## Saved entries
+ + +
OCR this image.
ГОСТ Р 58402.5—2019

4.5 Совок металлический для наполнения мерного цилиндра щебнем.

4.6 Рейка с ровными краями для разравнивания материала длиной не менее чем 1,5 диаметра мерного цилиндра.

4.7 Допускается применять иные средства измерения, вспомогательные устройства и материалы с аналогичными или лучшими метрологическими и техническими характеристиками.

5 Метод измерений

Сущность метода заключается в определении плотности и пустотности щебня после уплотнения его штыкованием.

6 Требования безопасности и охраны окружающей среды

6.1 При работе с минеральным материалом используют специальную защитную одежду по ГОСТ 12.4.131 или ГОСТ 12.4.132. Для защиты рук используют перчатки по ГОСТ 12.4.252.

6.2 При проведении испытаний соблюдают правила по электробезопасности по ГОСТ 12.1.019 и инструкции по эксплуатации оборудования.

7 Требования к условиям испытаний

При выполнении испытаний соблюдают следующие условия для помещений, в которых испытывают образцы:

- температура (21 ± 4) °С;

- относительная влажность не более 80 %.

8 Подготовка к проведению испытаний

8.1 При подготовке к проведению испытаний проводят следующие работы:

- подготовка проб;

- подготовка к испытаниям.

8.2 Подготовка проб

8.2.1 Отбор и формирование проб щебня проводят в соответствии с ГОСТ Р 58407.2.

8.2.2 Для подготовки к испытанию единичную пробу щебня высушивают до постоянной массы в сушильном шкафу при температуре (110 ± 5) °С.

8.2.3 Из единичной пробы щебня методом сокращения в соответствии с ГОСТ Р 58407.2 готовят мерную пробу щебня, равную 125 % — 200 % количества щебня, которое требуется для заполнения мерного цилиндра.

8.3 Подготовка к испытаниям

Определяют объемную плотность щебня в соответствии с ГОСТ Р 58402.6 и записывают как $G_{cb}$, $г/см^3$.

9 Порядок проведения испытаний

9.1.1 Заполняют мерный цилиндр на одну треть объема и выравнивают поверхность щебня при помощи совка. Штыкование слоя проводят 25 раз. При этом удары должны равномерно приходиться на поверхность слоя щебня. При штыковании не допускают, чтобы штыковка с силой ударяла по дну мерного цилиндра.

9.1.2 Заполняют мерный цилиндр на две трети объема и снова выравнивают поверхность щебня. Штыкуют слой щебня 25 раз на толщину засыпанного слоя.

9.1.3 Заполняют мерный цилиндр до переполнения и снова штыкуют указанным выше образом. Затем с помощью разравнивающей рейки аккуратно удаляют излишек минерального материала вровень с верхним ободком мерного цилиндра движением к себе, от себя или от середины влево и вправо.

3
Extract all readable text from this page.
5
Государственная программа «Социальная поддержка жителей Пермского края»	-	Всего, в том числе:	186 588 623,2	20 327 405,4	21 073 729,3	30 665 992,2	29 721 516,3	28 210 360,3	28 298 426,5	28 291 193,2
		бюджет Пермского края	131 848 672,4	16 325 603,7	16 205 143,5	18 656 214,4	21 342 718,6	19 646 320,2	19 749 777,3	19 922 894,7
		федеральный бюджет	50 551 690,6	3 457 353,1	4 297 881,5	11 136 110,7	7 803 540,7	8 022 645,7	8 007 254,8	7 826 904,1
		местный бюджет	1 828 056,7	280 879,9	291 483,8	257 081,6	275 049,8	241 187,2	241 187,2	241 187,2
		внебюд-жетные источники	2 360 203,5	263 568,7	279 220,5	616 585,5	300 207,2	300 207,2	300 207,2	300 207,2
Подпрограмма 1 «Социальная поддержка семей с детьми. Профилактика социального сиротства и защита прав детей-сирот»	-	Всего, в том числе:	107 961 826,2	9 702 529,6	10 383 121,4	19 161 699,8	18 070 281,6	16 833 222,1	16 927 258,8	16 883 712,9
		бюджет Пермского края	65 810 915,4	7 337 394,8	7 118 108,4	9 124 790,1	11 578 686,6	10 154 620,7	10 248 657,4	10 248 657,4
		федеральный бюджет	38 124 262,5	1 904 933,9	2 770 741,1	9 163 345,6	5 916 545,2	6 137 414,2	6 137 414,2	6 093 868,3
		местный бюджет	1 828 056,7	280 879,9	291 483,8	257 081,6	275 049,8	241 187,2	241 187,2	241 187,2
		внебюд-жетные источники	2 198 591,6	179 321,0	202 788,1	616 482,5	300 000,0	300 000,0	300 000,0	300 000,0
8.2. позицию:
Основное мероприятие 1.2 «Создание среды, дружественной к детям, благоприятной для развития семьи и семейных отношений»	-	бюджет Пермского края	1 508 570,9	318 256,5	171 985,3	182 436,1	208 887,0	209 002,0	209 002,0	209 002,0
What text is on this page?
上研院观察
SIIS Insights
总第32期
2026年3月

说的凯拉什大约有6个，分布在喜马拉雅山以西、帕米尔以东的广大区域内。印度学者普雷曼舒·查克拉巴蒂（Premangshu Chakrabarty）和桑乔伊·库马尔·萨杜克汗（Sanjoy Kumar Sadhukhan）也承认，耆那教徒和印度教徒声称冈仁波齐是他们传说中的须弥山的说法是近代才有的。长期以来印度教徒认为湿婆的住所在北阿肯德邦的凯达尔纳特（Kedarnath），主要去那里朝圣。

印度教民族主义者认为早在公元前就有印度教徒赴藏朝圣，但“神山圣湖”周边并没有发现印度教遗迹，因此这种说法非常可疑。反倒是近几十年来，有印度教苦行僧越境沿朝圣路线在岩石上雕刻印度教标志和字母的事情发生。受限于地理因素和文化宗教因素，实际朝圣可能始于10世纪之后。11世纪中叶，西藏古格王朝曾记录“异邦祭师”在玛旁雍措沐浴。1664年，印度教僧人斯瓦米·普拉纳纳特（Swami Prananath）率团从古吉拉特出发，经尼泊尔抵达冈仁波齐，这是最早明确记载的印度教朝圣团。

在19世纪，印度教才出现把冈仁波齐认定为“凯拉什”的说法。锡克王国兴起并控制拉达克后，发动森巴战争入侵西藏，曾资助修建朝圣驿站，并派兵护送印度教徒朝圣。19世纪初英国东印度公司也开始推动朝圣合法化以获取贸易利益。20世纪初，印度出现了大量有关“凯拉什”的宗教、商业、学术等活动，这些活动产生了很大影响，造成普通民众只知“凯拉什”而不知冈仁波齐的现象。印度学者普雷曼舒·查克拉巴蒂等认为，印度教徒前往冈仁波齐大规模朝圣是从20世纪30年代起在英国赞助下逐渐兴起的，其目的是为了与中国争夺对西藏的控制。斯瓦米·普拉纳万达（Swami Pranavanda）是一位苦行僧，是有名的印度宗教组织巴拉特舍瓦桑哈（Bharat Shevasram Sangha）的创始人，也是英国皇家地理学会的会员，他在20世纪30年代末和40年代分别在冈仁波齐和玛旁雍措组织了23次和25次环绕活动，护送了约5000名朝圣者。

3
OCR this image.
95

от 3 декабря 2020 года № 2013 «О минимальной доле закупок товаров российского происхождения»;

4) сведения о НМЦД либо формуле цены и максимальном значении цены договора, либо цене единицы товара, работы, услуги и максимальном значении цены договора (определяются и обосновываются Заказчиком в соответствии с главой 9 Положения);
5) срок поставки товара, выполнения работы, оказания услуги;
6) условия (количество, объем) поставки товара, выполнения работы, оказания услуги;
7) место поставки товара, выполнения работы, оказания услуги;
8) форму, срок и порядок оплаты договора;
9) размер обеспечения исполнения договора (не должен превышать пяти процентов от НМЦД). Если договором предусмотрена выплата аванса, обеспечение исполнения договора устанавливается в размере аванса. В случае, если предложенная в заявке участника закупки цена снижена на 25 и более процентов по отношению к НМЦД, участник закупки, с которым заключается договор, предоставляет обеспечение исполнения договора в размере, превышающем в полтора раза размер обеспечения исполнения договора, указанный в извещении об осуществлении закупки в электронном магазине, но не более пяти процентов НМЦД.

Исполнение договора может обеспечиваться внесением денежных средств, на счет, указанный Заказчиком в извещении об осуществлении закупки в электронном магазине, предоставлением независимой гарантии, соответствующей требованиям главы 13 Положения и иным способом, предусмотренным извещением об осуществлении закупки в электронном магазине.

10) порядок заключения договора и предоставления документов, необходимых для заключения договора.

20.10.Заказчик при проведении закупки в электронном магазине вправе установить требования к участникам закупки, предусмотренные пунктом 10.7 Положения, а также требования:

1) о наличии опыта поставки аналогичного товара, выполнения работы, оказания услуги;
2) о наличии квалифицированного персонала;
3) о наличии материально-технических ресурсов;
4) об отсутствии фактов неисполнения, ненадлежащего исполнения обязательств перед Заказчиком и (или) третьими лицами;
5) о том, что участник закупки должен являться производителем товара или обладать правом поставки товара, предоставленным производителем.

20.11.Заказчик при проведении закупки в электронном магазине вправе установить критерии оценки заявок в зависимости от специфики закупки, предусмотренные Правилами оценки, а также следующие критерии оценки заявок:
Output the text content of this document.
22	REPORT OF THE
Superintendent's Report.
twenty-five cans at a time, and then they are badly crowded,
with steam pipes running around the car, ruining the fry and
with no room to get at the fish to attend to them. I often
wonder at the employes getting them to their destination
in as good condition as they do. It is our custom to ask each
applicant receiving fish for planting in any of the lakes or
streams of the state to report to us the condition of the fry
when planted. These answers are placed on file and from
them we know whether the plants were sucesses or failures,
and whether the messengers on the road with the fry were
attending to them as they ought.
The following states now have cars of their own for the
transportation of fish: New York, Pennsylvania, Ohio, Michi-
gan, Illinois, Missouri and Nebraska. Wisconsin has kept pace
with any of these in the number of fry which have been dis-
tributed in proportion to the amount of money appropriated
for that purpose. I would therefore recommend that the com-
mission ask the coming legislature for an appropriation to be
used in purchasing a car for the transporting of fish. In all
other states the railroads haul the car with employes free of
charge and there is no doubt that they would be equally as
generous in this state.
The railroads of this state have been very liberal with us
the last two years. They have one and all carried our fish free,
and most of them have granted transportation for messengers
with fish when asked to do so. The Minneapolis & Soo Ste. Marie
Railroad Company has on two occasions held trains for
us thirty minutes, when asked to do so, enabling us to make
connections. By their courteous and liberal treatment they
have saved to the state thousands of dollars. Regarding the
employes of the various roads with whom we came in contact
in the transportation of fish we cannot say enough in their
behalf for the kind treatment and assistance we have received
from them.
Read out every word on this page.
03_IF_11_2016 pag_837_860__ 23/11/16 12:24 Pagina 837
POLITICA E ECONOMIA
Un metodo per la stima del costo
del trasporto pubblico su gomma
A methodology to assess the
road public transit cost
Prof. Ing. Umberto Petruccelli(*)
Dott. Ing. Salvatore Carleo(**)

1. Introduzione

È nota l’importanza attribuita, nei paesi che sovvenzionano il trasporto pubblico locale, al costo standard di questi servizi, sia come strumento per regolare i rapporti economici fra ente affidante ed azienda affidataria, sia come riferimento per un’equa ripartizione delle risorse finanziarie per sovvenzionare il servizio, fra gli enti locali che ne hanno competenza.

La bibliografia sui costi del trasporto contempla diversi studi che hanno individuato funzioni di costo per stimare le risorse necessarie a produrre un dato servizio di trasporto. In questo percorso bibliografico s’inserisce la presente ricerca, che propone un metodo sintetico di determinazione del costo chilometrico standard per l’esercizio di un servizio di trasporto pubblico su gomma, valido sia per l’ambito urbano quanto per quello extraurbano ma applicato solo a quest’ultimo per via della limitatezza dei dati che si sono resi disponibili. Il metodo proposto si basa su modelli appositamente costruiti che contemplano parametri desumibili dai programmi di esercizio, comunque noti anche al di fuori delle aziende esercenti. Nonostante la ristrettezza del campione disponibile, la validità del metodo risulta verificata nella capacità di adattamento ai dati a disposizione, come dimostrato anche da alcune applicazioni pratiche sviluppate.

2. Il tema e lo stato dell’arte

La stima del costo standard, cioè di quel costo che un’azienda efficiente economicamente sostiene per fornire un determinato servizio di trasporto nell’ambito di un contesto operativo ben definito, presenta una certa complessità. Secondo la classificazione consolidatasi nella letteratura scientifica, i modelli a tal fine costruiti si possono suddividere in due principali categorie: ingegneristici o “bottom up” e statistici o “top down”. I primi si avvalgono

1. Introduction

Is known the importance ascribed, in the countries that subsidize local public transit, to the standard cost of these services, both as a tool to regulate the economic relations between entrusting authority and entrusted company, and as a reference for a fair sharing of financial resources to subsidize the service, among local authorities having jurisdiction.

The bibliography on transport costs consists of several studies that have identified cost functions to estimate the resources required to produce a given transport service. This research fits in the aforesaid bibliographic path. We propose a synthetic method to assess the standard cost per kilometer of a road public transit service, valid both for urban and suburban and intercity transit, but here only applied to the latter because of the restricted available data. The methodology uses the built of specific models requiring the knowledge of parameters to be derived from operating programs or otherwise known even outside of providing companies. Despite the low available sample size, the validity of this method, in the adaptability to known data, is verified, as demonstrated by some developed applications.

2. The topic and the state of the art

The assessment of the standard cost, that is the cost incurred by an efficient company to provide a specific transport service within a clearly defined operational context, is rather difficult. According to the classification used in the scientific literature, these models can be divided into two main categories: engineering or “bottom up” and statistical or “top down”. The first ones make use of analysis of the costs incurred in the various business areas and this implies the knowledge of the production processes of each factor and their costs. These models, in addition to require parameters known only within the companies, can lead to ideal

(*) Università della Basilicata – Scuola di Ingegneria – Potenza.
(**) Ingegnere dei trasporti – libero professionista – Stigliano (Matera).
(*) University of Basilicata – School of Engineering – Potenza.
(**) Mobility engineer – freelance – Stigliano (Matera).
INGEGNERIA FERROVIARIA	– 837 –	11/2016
+ + +
## REQUIREMENT
Go through the records above and copy every line with the word "срок".

## EXERCISE OUTPUT
5) срок поставки товара, выполнения работы, оказания услуги;
8) форму, срок и порядок оплаты договора;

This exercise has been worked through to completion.